### STATED PROBLEM
Below are some records; give them all again exactly, but not the pictures.
*-*-*
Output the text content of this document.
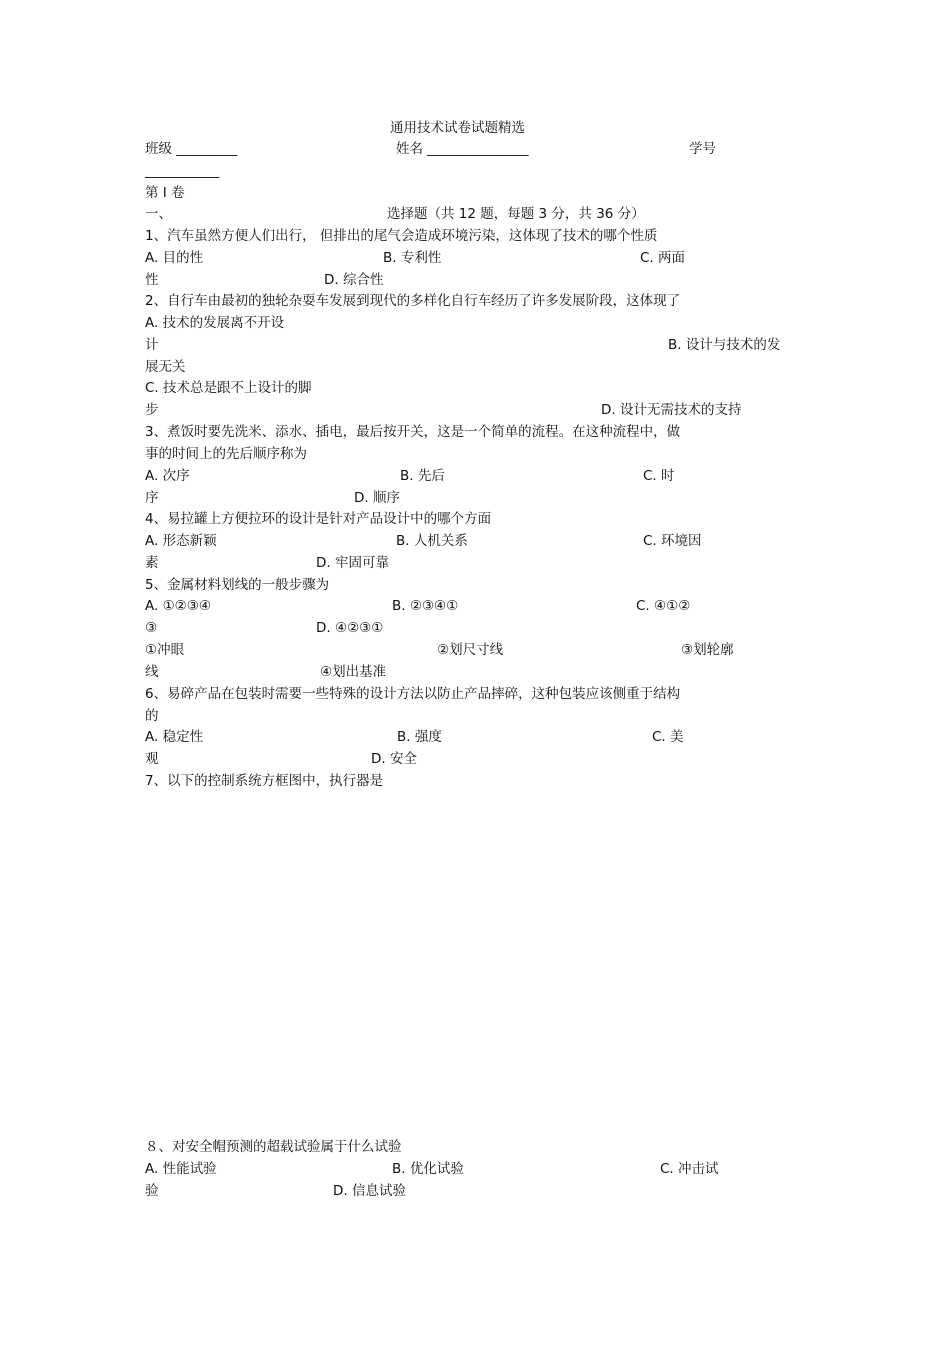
通用技术试卷试题精选
班级 _________	姓名 _______________	学号
___________
第 I 卷
一、	选择题（共 12 题，每题 3 分，共 36 分）
1、汽车虽然方便人们出行， 但排出的尾气会造成环境污染，这体现了技术的哪个性质
A. 目的性	B. 专利性	C. 两面
性	D. 综合性
2、自行车由最初的独轮杂耍车发展到现代的多样化自行车经历了许多发展阶段，这体现了
A. 技术的发展离不开设
计	B. 设计与技术的发
展无关
C. 技术总是跟不上设计的脚
步	D. 设计无需技术的支持
3、煮饭时要先洗米、添水、插电，最后按开关，这是一个简单的流程。在这种流程中，做
事的时间上的先后顺序称为
A. 次序	B. 先后	C. 时
序	D. 顺序
4、易拉罐上方便拉环的设计是针对产品设计中的哪个方面
A. 形态新颖	B. 人机关系	C. 环境因
素	D. 牢固可靠
5、金属材料划线的一般步骤为
A. ①②③④	B. ②③④①	C. ④①②
③	D. ④②③①
①冲眼	②划尺寸线	③划轮廓
线	④划出基准
6、易碎产品在包装时需要一些特殊的设计方法以防止产品摔碎，这种包装应该侧重于结构
的
A. 稳定性	B. 强度	C. 美
观	D. 安全
7、以下的控制系统方框图中，执行器是
８、对安全帽预测的超载试验属于什么试验
A. 性能试验	B. 优化试验	C. 冲击试
验	D. 信息试验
*-*-*
### SOLUTION BELOW
Output the text content of this document.
通用技术试卷试题精选
班级 _________	姓名 _______________	学号
___________
第 I 卷
一、	选择题（共 12 题，每题 3 分，共 36 分）
1、汽车虽然方便人们出行， 但排出的尾气会造成环境污染，这体现了技术的哪个性质
A. 目的性	B. 专利性	C. 两面
性	D. 综合性
2、自行车由最初的独轮杂耍车发展到现代的多样化自行车经历了许多发展阶段，这体现了
A. 技术的发展离不开设
计	B. 设计与技术的发
展无关
C. 技术总是跟不上设计的脚
步	D. 设计无需技术的支持
3、煮饭时要先洗米、添水、插电，最后按开关，这是一个简单的流程。在这种流程中，做
事的时间上的先后顺序称为
A. 次序	B. 先后	C. 时
序	D. 顺序
4、易拉罐上方便拉环的设计是针对产品设计中的哪个方面
A. 形态新颖	B. 人机关系	C. 环境因
素	D. 牢固可靠
5、金属材料划线的一般步骤为
A. ①②③④	B. ②③④①	C. ④①②
③	D. ④②③①
①冲眼	②划尺寸线	③划轮廓
线	④划出基准
6、易碎产品在包装时需要一些特殊的设计方法以防止产品摔碎，这种包装应该侧重于结构
的
A. 稳定性	B. 强度	C. 美
观	D. 安全
7、以下的控制系统方框图中，执行器是
８、对安全帽预测的超载试验属于什么试验
A. 性能试验	B. 优化试验	C. 冲击试
验	D. 信息试验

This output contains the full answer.